_Aim_:
Each record is to be printed again precisely as it reads.

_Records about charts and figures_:
================================

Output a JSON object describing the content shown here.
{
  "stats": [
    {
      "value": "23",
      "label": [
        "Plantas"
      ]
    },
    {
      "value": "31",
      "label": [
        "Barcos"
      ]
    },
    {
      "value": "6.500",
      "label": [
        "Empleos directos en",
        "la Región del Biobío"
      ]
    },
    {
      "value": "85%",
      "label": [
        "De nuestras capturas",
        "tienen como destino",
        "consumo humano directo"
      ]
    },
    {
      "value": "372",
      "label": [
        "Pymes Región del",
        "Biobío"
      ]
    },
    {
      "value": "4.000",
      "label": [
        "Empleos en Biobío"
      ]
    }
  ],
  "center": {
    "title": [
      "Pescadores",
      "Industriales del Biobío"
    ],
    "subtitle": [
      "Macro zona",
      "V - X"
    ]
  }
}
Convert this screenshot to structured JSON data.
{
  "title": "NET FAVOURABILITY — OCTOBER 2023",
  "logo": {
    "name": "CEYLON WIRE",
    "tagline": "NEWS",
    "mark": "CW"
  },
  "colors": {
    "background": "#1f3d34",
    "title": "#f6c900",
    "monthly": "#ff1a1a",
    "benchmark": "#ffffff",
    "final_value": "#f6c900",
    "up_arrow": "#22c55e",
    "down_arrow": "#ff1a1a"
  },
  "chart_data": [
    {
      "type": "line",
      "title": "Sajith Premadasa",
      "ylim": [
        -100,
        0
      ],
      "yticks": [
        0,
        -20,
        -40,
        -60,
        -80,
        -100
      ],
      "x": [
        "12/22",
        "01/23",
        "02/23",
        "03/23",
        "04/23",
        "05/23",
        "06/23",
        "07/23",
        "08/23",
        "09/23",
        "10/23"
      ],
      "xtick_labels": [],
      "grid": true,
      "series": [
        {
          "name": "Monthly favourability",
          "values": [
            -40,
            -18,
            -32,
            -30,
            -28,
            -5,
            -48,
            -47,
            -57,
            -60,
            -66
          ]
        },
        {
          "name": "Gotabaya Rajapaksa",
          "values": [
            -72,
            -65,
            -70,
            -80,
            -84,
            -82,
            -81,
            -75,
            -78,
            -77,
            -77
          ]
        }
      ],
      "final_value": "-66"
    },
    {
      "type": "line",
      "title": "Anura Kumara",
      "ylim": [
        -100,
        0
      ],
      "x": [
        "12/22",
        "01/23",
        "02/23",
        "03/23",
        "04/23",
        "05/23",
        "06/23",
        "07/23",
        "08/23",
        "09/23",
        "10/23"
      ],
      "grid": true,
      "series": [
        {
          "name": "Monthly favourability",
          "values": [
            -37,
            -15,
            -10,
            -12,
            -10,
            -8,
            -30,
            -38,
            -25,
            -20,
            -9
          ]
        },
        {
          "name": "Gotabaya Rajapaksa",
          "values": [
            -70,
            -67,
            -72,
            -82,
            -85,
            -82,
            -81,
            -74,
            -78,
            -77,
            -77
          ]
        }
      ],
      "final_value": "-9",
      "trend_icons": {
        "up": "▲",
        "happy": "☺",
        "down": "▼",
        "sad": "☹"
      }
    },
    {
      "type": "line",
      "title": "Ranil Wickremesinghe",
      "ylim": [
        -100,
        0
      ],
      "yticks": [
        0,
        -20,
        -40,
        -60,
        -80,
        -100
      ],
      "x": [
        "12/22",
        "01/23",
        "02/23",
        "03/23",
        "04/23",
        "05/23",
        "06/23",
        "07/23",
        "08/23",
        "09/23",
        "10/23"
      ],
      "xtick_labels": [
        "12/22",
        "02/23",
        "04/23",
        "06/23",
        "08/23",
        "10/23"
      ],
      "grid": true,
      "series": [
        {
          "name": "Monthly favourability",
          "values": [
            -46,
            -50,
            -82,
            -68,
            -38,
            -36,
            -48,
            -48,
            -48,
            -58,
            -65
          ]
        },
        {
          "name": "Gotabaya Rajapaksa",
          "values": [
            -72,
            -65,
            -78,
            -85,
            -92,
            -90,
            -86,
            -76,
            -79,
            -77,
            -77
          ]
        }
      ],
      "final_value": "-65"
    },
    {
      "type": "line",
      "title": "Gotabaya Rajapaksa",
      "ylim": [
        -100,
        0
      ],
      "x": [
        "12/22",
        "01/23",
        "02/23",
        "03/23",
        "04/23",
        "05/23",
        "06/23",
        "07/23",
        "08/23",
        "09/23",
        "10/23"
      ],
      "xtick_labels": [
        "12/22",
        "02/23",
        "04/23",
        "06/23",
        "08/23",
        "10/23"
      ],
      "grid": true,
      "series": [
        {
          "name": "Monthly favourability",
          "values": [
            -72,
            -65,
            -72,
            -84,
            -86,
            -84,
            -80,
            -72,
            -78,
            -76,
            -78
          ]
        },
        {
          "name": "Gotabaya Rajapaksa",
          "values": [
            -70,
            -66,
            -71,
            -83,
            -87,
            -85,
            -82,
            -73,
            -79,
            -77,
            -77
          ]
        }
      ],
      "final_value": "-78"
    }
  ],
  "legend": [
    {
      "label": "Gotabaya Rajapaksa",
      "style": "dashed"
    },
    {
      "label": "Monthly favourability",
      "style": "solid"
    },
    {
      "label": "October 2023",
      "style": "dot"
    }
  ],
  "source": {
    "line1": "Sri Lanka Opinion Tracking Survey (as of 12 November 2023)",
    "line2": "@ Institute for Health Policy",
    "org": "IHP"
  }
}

================================

_Output_:
Output a JSON object describing the content shown here.
{
  "stats": [
    {
      "value": "23",
      "label": [
        "Plantas"
      ]
    },
    {
      "value": "31",
      "label": [
        "Barcos"
      ]
    },
    {
      "value": "6.500",
      "label": [
        "Empleos directos en",
        "la Región del Biobío"
      ]
    },
    {
      "value": "85%",
      "label": [
        "De nuestras capturas",
        "tienen como destino",
        "consumo humano directo"
      ]
    },
    {
      "value": "372",
      "label": [
        "Pymes Región del",
        "Biobío"
      ]
    },
    {
      "value": "4.000",
      "label": [
        "Empleos en Biobío"
      ]
    }
  ],
  "center": {
    "title": [
      "Pescadores",
      "Industriales del Biobío"
    ],
    "subtitle": [
      "Macro zona",
      "V - X"
    ]
  }
}
Convert this screenshot to structured JSON data.
{
  "title": "NET FAVOURABILITY — OCTOBER 2023",
  "logo": {
    "name": "CEYLON WIRE",
    "tagline": "NEWS",
    "mark": "CW"
  },
  "colors": {
    "background": "#1f3d34",
    "title": "#f6c900",
    "monthly": "#ff1a1a",
    "benchmark": "#ffffff",
    "final_value": "#f6c900",
    "up_arrow": "#22c55e",
    "down_arrow": "#ff1a1a"
  },
  "chart_data": [
    {
      "type": "line",
      "title": "Sajith Premadasa",
      "ylim": [
        -100,
        0
      ],
      "yticks": [
        0,
        -20,
        -40,
        -60,
        -80,
        -100
      ],
      "x": [
        "12/22",
        "01/23",
        "02/23",
        "03/23",
        "04/23",
        "05/23",
        "06/23",
        "07/23",
        "08/23",
        "09/23",
        "10/23"
      ],
      "xtick_labels": [],
      "grid": true,
      "series": [
        {
          "name": "Monthly favourability",
          "values": [
            -40,
            -18,
            -32,
            -30,
            -28,
            -5,
            -48,
            -47,
            -57,
            -60,
            -66
          ]
        },
        {
          "name": "Gotabaya Rajapaksa",
          "values": [
            -72,
            -65,
            -70,
            -80,
            -84,
            -82,
            -81,
            -75,
            -78,
            -77,
            -77
          ]
        }
      ],
      "final_value": "-66"
    },
    {
      "type": "line",
      "title": "Anura Kumara",
      "ylim": [
        -100,
        0
      ],
      "x": [
        "12/22",
        "01/23",
        "02/23",
        "03/23",
        "04/23",
        "05/23",
        "06/23",
        "07/23",
        "08/23",
        "09/23",
        "10/23"
      ],
      "grid": true,
      "series": [
        {
          "name": "Monthly favourability",
          "values": [
            -37,
            -15,
            -10,
            -12,
            -10,
            -8,
            -30,
            -38,
            -25,
            -20,
            -9
          ]
        },
        {
          "name": "Gotabaya Rajapaksa",
          "values": [
            -70,
            -67,
            -72,
            -82,
            -85,
            -82,
            -81,
            -74,
            -78,
            -77,
            -77
          ]
        }
      ],
      "final_value": "-9",
      "trend_icons": {
        "up": "▲",
        "happy": "☺",
        "down": "▼",
        "sad": "☹"
      }
    },
    {
      "type": "line",
      "title": "Ranil Wickremesinghe",
      "ylim": [
        -100,
        0
      ],
      "yticks": [
        0,
        -20,
        -40,
        -60,
        -80,
        -100
      ],
      "x": [
        "12/22",
        "01/23",
        "02/23",
        "03/23",
        "04/23",
        "05/23",
        "06/23",
        "07/23",
        "08/23",
        "09/23",
        "10/23"
      ],
      "xtick_labels": [
        "12/22",
        "02/23",
        "04/23",
        "06/23",
        "08/23",
        "10/23"
      ],
      "grid": true,
      "series": [
        {
          "name": "Monthly favourability",
          "values": [
            -46,
            -50,
            -82,
            -68,
            -38,
            -36,
            -48,
            -48,
            -48,
            -58,
            -65
          ]
        },
        {
          "name": "Gotabaya Rajapaksa",
          "values": [
            -72,
            -65,
            -78,
            -85,
            -92,
            -90,
            -86,
            -76,
            -79,
            -77,
            -77
          ]
        }
      ],
      "final_value": "-65"
    },
    {
      "type": "line",
      "title": "Gotabaya Rajapaksa",
      "ylim": [
        -100,
        0
      ],
      "x": [
        "12/22",
        "01/23",
        "02/23",
        "03/23",
        "04/23",
        "05/23",
        "06/23",
        "07/23",
        "08/23",
        "09/23",
        "10/23"
      ],
      "xtick_labels": [
        "12/22",
        "02/23",
        "04/23",
        "06/23",
        "08/23",
        "10/23"
      ],
      "grid": true,
      "series": [
        {
          "name": "Monthly favourability",
          "values": [
            -72,
            -65,
            -72,
            -84,
            -86,
            -84,
            -80,
            -72,
            -78,
            -76,
            -78
          ]
        },
        {
          "name": "Gotabaya Rajapaksa",
          "values": [
            -70,
            -66,
            -71,
            -83,
            -87,
            -85,
            -82,
            -73,
            -79,
            -77,
            -77
          ]
        }
      ],
      "final_value": "-78"
    }
  ],
  "legend": [
    {
      "label": "Gotabaya Rajapaksa",
      "style": "dashed"
    },
    {
      "label": "Monthly favourability",
      "style": "solid"
    },
    {
      "label": "October 2023",
      "style": "dot"
    }
  ],
  "source": {
    "line1": "Sri Lanka Opinion Tracking Survey (as of 12 November 2023)",
    "line2": "@ Institute for Health Policy",
    "org": "IHP"
  }
}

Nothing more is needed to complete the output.